Exercise objective – It is required that all of the data be written out exactly.
** BEGIN Exercise material **
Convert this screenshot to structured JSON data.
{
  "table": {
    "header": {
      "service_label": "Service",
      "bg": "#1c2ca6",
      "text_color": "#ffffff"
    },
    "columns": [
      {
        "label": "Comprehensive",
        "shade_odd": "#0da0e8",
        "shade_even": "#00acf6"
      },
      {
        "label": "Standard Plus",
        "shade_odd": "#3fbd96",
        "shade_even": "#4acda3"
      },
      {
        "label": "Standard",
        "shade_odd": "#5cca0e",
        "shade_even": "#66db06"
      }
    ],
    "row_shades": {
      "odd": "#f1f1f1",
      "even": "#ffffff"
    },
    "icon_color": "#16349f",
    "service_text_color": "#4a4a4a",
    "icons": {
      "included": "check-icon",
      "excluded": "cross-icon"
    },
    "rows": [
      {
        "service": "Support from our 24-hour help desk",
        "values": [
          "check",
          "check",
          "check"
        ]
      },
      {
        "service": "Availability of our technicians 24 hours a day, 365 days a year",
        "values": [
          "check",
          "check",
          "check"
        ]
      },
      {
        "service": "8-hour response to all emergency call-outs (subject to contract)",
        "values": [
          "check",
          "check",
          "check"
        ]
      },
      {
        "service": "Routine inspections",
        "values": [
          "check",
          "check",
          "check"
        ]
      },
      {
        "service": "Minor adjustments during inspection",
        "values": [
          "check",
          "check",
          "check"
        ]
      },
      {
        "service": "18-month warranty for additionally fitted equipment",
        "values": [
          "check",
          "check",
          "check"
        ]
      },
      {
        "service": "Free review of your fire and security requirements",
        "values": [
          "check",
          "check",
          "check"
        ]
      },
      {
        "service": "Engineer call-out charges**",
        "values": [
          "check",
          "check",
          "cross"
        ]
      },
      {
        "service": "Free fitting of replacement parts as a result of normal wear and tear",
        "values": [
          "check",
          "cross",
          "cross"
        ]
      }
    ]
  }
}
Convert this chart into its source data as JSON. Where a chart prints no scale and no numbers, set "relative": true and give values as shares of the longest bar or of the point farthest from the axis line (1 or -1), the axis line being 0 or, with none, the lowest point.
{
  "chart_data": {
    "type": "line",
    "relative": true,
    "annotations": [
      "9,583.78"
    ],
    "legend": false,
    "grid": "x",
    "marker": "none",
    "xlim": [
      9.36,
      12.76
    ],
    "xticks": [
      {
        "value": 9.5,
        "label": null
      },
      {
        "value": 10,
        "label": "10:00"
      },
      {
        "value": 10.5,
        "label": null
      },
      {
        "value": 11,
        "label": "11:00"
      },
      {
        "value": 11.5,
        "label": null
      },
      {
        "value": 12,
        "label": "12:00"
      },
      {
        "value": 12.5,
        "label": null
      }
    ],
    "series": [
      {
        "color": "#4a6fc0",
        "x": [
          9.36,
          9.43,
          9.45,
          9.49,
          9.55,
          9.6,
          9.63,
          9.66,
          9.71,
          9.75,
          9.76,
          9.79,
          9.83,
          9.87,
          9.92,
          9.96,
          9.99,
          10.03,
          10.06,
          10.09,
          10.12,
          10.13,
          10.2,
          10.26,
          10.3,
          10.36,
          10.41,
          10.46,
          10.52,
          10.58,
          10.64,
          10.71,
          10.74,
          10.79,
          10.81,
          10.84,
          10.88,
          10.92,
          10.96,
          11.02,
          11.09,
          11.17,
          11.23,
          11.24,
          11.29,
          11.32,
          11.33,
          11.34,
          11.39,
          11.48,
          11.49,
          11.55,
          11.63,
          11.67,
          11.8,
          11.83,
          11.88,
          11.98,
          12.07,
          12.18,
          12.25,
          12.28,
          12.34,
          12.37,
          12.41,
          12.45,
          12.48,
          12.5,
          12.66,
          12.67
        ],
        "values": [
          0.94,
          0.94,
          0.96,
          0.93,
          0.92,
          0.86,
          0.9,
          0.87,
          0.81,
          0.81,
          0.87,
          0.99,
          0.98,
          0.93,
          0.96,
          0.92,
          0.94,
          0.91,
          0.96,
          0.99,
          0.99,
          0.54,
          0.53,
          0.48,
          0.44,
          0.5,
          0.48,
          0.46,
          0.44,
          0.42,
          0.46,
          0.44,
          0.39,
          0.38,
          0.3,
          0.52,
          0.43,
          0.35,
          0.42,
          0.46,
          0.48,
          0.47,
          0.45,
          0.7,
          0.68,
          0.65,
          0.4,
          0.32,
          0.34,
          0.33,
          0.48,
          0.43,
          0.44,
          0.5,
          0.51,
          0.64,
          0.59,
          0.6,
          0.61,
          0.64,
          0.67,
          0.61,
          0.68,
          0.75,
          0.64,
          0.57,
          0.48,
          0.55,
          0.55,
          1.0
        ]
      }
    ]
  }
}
** END Exercise material **
Output for this task –
Convert this screenshot to structured JSON data.
{
  "table": {
    "header": {
      "service_label": "Service",
      "bg": "#1c2ca6",
      "text_color": "#ffffff"
    },
    "columns": [
      {
        "label": "Comprehensive",
        "shade_odd": "#0da0e8",
        "shade_even": "#00acf6"
      },
      {
        "label": "Standard Plus",
        "shade_odd": "#3fbd96",
        "shade_even": "#4acda3"
      },
      {
        "label": "Standard",
        "shade_odd": "#5cca0e",
        "shade_even": "#66db06"
      }
    ],
    "row_shades": {
      "odd": "#f1f1f1",
      "even": "#ffffff"
    },
    "icon_color": "#16349f",
    "service_text_color": "#4a4a4a",
    "icons": {
      "included": "check-icon",
      "excluded": "cross-icon"
    },
    "rows": [
      {
        "service": "Support from our 24-hour help desk",
        "values": [
          "check",
          "check",
          "check"
        ]
      },
      {
        "service": "Availability of our technicians 24 hours a day, 365 days a year",
        "values": [
          "check",
          "check",
          "check"
        ]
      },
      {
        "service": "8-hour response to all emergency call-outs (subject to contract)",
        "values": [
          "check",
          "check",
          "check"
        ]
      },
      {
        "service": "Routine inspections",
        "values": [
          "check",
          "check",
          "check"
        ]
      },
      {
        "service": "Minor adjustments during inspection",
        "values": [
          "check",
          "check",
          "check"
        ]
      },
      {
        "service": "18-month warranty for additionally fitted equipment",
        "values": [
          "check",
          "check",
          "check"
        ]
      },
      {
        "service": "Free review of your fire and security requirements",
        "values": [
          "check",
          "check",
          "check"
        ]
      },
      {
        "service": "Engineer call-out charges**",
        "values": [
          "check",
          "check",
          "cross"
        ]
      },
      {
        "service": "Free fitting of replacement parts as a result of normal wear and tear",
        "values": [
          "check",
          "cross",
          "cross"
        ]
      }
    ]
  }
}
Convert this chart into its source data as JSON. Where a chart prints no scale and no numbers, set "relative": true and give values as shares of the longest bar or of the point farthest from the axis line (1 or -1), the axis line being 0 or, with none, the lowest point.
{
  "chart_data": {
    "type": "line",
    "relative": true,
    "annotations": [
      "9,583.78"
    ],
    "legend": false,
    "grid": "x",
    "marker": "none",
    "xlim": [
      9.36,
      12.76
    ],
    "xticks": [
      {
        "value": 9.5,
        "label": null
      },
      {
        "value": 10,
        "label": "10:00"
      },
      {
        "value": 10.5,
        "label": null
      },
      {
        "value": 11,
        "label": "11:00"
      },
      {
        "value": 11.5,
        "label": null
      },
      {
        "value": 12,
        "label": "12:00"
      },
      {
        "value": 12.5,
        "label": null
      }
    ],
    "series": [
      {
        "color": "#4a6fc0",
        "x": [
          9.36,
          9.43,
          9.45,
          9.49,
          9.55,
          9.6,
          9.63,
          9.66,
          9.71,
          9.75,
          9.76,
          9.79,
          9.83,
          9.87,
          9.92,
          9.96,
          9.99,
          10.03,
          10.06,
          10.09,
          10.12,
          10.13,
          10.2,
          10.26,
          10.3,
          10.36,
          10.41,
          10.46,
          10.52,
          10.58,
          10.64,
          10.71,
          10.74,
          10.79,
          10.81,
          10.84,
          10.88,
          10.92,
          10.96,
          11.02,
          11.09,
          11.17,
          11.23,
          11.24,
          11.29,
          11.32,
          11.33,
          11.34,
          11.39,
          11.48,
          11.49,
          11.55,
          11.63,
          11.67,
          11.8,
          11.83,
          11.88,
          11.98,
          12.07,
          12.18,
          12.25,
          12.28,
          12.34,
          12.37,
          12.41,
          12.45,
          12.48,
          12.5,
          12.66,
          12.67
        ],
        "values": [
          0.94,
          0.94,
          0.96,
          0.93,
          0.92,
          0.86,
          0.9,
          0.87,
          0.81,
          0.81,
          0.87,
          0.99,
          0.98,
          0.93,
          0.96,
          0.92,
          0.94,
          0.91,
          0.96,
          0.99,
          0.99,
          0.54,
          0.53,
          0.48,
          0.44,
          0.5,
          0.48,
          0.46,
          0.44,
          0.42,
          0.46,
          0.44,
          0.39,
          0.38,
          0.3,
          0.52,
          0.43,
          0.35,
          0.42,
          0.46,
          0.48,
          0.47,
          0.45,
          0.7,
          0.68,
          0.65,
          0.4,
          0.32,
          0.34,
          0.33,
          0.48,
          0.43,
          0.44,
          0.5,
          0.51,
          0.64,
          0.59,
          0.6,
          0.61,
          0.64,
          0.67,
          0.61,
          0.68,
          0.75,
          0.64,
          0.57,
          0.48,
          0.55,
          0.55,
          1.0
        ]
      }
    ]
  }
}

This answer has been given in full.